Exercise details
Output every entry exactly as written, but omit the pictures.

** start of Dataset extract **

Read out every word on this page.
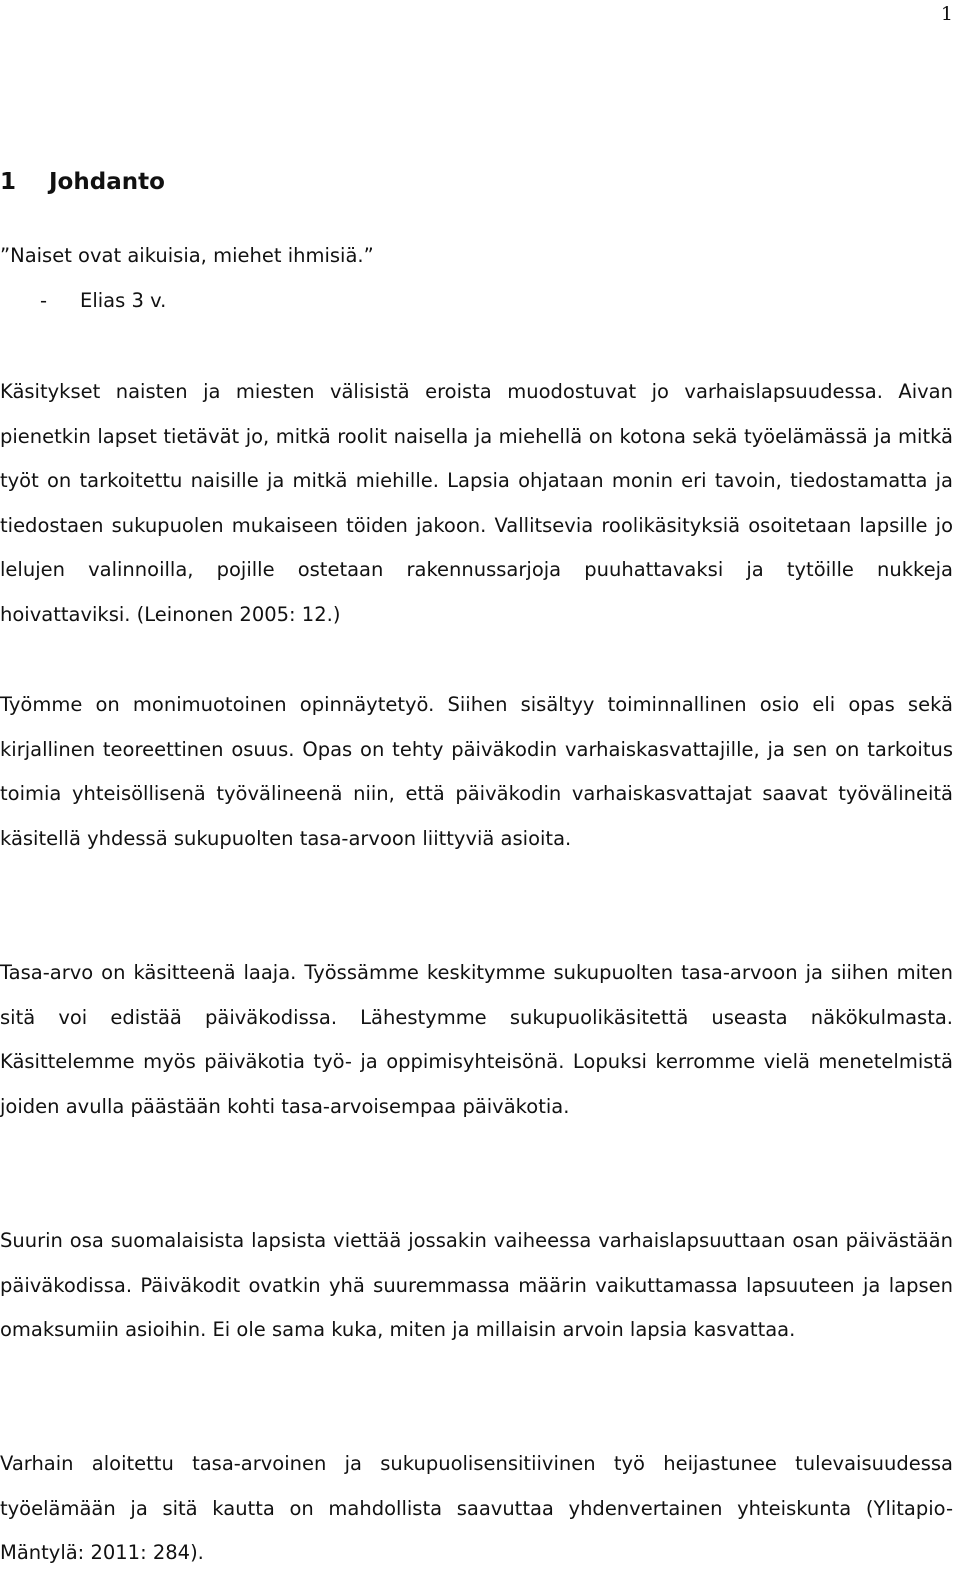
1
1 Johdanto
”Naiset ovat aikuisia, miehet ihmisiä.”
- Elias 3 v.

Käsitykset naisten ja miesten välisistä eroista muodostuvat jo varhaislapsuudessa. Aivan pienetkin lapset tietävät jo, mitkä roolit naisella ja miehellä on kotona sekä työelämässä ja mitkä työt on tarkoitettu naisille ja mitkä miehille. Lapsia ohjataan monin eri tavoin, tiedostamatta ja tiedostaen sukupuolen mukaiseen töiden jakoon. Vallitsevia roolikäsityksiä osoitetaan lapsille jo lelujen valinnoilla, pojille ostetaan rakennussarjoja puuhattavaksi ja tytöille nukkeja hoivattaviksi. (Leinonen 2005: 12.)

Työmme on monimuotoinen opinnäytetyö. Siihen sisältyy toiminnallinen osio eli opas sekä kirjallinen teoreettinen osuus. Opas on tehty päiväkodin varhaiskasvattajille, ja sen on tarkoitus toimia yhteisöllisenä työvälineenä niin, että päiväkodin varhaiskasvattajat saavat työvälineitä käsitellä yhdessä sukupuolten tasa-arvoon liittyviä asioita.

Tasa-arvo on käsitteenä laaja. Työssämme keskitymme sukupuolten tasa-arvoon ja siihen miten sitä voi edistää päiväkodissa. Lähestymme sukupuolikäsitettä useasta näkökulmasta. Käsittelemme myös päiväkotia työ- ja oppimisyhteisönä. Lopuksi kerromme vielä menetelmistä joiden avulla päästään kohti tasa-arvoisempaa päiväkotia.

Suurin osa suomalaisista lapsista viettää jossakin vaiheessa varhaislapsuuttaan osan päivästään päiväkodissa. Päiväkodit ovatkin yhä suuremmassa määrin vaikuttamassa lapsuuteen ja lapsen omaksumiin asioihin. Ei ole sama kuka, miten ja millaisin arvoin lapsia kasvattaa.

Varhain aloitettu tasa-arvoinen ja sukupuolisensitiivinen työ heijastunee tulevaisuudessa työelämään ja sitä kautta on mahdollista saavuttaa yhdenvertainen yhteiskunta (Ylitapio-Mäntylä: 2011: 284).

** end of Dataset extract **

Correct result
Read out every word on this page.
1
1 Johdanto
”Naiset ovat aikuisia, miehet ihmisiä.”
- Elias 3 v.

Käsitykset naisten ja miesten välisistä eroista muodostuvat jo varhaislapsuudessa. Aivan pienetkin lapset tietävät jo, mitkä roolit naisella ja miehellä on kotona sekä työelämässä ja mitkä työt on tarkoitettu naisille ja mitkä miehille. Lapsia ohjataan monin eri tavoin, tiedostamatta ja tiedostaen sukupuolen mukaiseen töiden jakoon. Vallitsevia roolikäsityksiä osoitetaan lapsille jo lelujen valinnoilla, pojille ostetaan rakennussarjoja puuhattavaksi ja tytöille nukkeja hoivattaviksi. (Leinonen 2005: 12.)

Työmme on monimuotoinen opinnäytetyö. Siihen sisältyy toiminnallinen osio eli opas sekä kirjallinen teoreettinen osuus. Opas on tehty päiväkodin varhaiskasvattajille, ja sen on tarkoitus toimia yhteisöllisenä työvälineenä niin, että päiväkodin varhaiskasvattajat saavat työvälineitä käsitellä yhdessä sukupuolten tasa-arvoon liittyviä asioita.

Tasa-arvo on käsitteenä laaja. Työssämme keskitymme sukupuolten tasa-arvoon ja siihen miten sitä voi edistää päiväkodissa. Lähestymme sukupuolikäsitettä useasta näkökulmasta. Käsittelemme myös päiväkotia työ- ja oppimisyhteisönä. Lopuksi kerromme vielä menetelmistä joiden avulla päästään kohti tasa-arvoisempaa päiväkotia.

Suurin osa suomalaisista lapsista viettää jossakin vaiheessa varhaislapsuuttaan osan päivästään päiväkodissa. Päiväkodit ovatkin yhä suuremmassa määrin vaikuttamassa lapsuuteen ja lapsen omaksumiin asioihin. Ei ole sama kuka, miten ja millaisin arvoin lapsia kasvattaa.

Varhain aloitettu tasa-arvoinen ja sukupuolisensitiivinen työ heijastunee tulevaisuudessa työelämään ja sitä kautta on mahdollista saavuttaa yhdenvertainen yhteiskunta (Ylitapio-Mäntylä: 2011: 284).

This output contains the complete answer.